Work required:
In the listing below, gather every line that contains the word "members" and copy each one. Match the word's case exactly.

Element location listings:
• • • • • • •

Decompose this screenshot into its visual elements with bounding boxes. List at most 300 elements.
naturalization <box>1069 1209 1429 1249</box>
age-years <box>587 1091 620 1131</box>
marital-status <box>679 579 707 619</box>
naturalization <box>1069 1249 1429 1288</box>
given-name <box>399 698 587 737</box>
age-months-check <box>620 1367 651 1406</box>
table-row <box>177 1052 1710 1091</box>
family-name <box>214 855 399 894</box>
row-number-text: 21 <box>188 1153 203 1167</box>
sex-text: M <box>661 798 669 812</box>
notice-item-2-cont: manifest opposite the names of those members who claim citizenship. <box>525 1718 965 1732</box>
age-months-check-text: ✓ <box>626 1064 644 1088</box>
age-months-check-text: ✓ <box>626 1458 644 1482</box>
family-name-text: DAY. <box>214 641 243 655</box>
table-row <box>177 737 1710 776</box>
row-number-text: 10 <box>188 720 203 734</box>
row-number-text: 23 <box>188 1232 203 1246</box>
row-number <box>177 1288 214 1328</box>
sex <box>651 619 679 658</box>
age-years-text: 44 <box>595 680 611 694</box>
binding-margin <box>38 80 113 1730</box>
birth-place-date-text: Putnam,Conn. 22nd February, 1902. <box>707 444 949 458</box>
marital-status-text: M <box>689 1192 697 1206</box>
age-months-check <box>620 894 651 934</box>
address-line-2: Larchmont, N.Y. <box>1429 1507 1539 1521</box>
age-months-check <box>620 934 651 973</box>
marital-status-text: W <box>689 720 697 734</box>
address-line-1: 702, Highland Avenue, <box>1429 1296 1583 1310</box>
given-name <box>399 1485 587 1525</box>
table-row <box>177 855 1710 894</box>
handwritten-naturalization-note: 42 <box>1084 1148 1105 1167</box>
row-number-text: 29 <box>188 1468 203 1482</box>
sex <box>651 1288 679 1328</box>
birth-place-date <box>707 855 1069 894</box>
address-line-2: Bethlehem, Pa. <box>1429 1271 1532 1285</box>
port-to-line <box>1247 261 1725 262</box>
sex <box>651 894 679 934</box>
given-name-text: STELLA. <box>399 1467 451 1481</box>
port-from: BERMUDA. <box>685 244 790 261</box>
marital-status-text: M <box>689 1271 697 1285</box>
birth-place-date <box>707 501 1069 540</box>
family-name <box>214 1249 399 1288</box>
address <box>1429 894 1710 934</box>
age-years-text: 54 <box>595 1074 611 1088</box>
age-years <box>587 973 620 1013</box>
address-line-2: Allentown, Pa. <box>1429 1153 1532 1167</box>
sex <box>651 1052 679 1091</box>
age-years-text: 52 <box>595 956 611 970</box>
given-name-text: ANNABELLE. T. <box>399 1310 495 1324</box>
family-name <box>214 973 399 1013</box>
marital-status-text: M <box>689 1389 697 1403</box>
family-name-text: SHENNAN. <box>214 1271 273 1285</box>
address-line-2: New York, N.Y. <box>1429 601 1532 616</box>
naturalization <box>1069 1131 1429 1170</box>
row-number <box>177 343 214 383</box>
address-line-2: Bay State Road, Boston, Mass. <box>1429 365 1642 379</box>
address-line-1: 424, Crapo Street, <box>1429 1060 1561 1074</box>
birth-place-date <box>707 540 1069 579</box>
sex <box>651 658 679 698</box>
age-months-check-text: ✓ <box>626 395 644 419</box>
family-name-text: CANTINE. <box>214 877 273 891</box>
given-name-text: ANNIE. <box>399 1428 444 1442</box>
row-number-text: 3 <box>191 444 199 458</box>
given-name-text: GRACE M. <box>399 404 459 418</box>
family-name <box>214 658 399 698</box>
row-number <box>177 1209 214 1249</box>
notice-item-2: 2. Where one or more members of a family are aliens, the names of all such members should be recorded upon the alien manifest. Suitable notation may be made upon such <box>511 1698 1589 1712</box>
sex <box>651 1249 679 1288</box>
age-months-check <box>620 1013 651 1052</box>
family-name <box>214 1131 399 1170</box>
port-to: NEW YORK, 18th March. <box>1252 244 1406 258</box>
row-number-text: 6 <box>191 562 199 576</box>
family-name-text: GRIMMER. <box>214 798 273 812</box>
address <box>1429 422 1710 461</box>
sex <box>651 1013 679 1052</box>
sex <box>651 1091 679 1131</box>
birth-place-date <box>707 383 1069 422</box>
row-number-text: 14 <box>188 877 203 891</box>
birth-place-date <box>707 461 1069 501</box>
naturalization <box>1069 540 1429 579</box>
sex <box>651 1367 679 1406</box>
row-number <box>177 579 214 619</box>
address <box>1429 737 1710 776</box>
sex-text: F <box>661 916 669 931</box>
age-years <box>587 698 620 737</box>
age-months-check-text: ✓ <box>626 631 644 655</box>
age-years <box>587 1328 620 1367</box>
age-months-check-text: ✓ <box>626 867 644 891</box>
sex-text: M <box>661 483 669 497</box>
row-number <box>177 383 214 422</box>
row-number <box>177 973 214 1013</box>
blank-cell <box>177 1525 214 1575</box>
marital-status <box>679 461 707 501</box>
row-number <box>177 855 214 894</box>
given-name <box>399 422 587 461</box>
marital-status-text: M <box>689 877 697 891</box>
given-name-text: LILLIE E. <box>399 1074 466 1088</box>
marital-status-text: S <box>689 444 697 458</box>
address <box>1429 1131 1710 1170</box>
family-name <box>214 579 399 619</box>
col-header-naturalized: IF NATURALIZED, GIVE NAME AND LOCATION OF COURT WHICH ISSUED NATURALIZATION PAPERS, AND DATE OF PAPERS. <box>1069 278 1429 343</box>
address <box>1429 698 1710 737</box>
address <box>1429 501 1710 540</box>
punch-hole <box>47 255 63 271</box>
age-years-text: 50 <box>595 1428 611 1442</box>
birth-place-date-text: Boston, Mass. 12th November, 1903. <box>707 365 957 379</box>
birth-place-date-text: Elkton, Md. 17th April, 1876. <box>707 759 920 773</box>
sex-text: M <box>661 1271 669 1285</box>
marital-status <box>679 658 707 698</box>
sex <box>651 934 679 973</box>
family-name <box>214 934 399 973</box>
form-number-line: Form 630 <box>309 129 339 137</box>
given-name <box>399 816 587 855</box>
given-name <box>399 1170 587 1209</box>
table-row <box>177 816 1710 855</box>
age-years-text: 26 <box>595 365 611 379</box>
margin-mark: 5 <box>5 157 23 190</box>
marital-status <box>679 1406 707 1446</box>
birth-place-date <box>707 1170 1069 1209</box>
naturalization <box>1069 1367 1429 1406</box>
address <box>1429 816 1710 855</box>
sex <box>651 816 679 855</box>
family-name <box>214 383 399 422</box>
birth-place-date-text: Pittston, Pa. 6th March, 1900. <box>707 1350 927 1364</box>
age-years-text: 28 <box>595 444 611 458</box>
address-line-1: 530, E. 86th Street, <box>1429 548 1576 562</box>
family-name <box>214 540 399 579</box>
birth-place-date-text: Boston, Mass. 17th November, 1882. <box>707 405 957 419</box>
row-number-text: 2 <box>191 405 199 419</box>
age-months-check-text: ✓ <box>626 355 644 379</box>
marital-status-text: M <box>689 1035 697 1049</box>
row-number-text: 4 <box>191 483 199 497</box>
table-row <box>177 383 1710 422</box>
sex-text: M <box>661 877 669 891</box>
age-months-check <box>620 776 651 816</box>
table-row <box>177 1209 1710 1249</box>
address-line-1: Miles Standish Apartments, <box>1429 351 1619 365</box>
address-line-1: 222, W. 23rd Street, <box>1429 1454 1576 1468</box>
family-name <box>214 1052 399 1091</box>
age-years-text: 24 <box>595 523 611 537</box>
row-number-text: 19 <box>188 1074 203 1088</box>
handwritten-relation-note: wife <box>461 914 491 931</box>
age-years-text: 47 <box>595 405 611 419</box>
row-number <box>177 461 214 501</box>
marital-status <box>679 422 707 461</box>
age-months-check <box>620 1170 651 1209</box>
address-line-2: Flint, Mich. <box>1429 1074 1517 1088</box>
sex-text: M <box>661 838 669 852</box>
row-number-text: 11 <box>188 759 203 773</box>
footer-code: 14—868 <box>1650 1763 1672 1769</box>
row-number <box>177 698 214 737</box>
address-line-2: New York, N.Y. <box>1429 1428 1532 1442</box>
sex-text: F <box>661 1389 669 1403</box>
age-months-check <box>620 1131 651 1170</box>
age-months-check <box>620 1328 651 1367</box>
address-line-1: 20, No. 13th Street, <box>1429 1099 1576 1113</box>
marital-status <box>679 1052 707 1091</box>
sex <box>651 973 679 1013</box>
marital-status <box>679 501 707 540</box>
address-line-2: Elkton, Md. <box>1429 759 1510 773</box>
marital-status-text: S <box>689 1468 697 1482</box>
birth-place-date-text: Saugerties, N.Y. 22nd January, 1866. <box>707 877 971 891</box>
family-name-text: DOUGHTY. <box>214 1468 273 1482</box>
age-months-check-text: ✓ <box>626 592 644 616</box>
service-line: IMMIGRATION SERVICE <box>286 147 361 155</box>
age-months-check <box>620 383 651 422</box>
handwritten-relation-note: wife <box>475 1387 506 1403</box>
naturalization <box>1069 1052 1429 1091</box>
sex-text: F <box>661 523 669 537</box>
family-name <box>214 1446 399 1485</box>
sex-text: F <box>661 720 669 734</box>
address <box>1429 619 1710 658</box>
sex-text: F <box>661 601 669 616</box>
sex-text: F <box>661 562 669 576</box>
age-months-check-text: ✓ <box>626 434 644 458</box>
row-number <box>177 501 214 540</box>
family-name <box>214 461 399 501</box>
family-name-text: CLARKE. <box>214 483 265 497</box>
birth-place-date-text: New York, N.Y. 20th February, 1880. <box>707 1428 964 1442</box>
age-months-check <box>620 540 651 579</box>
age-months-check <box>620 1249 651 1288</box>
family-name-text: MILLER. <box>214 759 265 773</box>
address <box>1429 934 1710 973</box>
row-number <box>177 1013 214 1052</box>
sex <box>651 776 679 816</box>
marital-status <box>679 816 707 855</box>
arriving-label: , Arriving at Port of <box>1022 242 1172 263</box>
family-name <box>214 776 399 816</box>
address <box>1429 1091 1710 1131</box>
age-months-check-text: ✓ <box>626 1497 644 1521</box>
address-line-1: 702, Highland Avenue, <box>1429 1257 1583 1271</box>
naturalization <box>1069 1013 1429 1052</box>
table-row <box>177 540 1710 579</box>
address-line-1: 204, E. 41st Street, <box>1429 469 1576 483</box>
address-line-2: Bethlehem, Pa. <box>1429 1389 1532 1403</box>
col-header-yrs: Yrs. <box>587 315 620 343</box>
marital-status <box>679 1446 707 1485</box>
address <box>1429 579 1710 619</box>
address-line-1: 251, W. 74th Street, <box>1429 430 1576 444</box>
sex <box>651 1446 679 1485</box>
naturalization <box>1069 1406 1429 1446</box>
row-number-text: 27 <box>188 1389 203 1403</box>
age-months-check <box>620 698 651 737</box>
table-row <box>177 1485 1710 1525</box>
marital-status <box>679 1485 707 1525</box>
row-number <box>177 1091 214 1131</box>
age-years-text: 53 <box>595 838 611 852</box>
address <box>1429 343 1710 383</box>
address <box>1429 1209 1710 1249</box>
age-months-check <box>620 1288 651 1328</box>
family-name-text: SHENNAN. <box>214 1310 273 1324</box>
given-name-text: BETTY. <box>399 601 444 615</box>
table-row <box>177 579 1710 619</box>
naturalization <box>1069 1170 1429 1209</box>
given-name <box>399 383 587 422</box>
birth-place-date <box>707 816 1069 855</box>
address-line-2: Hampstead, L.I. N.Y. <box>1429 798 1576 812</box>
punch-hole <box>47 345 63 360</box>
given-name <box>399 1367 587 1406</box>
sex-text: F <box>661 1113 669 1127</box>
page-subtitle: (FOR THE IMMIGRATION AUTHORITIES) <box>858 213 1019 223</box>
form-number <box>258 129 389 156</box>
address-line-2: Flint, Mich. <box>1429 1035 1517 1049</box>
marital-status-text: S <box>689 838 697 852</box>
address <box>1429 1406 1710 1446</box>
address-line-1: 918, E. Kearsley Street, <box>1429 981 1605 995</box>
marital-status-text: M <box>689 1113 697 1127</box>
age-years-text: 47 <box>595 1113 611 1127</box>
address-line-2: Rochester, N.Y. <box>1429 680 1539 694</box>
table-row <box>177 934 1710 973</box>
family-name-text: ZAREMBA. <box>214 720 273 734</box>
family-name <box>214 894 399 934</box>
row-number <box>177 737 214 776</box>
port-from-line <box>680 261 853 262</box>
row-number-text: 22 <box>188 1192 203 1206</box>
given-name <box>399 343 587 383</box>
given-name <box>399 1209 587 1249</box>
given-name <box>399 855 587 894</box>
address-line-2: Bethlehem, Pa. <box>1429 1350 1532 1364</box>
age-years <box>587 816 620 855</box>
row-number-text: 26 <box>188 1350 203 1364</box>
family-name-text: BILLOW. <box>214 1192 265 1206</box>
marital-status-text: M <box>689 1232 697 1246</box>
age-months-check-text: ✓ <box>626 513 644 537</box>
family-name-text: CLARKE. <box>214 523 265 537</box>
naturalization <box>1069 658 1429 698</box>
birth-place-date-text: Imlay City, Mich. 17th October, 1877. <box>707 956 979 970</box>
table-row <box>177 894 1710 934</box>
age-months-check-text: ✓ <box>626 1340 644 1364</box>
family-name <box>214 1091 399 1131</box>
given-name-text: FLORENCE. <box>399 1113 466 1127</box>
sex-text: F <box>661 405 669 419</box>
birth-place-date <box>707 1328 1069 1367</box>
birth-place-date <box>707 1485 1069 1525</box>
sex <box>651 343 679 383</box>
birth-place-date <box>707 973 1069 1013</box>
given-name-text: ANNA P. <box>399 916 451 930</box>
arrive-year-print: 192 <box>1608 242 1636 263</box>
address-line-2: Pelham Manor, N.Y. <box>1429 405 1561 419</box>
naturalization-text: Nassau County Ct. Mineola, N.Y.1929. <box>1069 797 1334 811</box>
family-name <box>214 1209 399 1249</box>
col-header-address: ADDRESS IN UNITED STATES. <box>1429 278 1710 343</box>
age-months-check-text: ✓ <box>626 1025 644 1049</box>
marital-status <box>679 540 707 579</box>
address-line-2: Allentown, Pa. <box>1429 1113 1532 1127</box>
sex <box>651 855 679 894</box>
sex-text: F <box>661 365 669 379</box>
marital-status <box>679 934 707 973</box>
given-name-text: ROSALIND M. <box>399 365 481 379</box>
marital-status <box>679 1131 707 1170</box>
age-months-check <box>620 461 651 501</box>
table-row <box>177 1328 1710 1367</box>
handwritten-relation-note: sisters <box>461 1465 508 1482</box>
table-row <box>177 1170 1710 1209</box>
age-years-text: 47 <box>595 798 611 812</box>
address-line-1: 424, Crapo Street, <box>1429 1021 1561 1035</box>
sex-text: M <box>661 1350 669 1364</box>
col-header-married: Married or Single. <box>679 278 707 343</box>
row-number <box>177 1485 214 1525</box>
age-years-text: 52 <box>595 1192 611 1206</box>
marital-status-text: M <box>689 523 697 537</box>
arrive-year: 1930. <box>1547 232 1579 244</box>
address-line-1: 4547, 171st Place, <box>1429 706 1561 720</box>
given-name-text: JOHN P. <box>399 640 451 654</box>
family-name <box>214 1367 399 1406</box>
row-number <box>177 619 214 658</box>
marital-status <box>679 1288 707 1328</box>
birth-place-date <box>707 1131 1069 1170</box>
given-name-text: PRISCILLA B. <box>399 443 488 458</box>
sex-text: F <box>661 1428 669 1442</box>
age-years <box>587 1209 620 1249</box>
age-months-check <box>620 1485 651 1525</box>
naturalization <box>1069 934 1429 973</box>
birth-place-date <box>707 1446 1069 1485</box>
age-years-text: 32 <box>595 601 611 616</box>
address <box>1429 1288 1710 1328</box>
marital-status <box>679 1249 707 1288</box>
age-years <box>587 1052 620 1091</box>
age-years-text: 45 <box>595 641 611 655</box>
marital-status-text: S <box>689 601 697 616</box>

• • • • • • •

Exercise solution:
notice-item-2-cont: manifest opposite the names of those members who claim citizenship. <box>525 1718 965 1732</box>
notice-item-2: 2. Where one or more members of a family are aliens, the names of all such members should be recorded upon the alien manifest. Suitable notation may be made upon such <box>511 1698 1589 1712</box>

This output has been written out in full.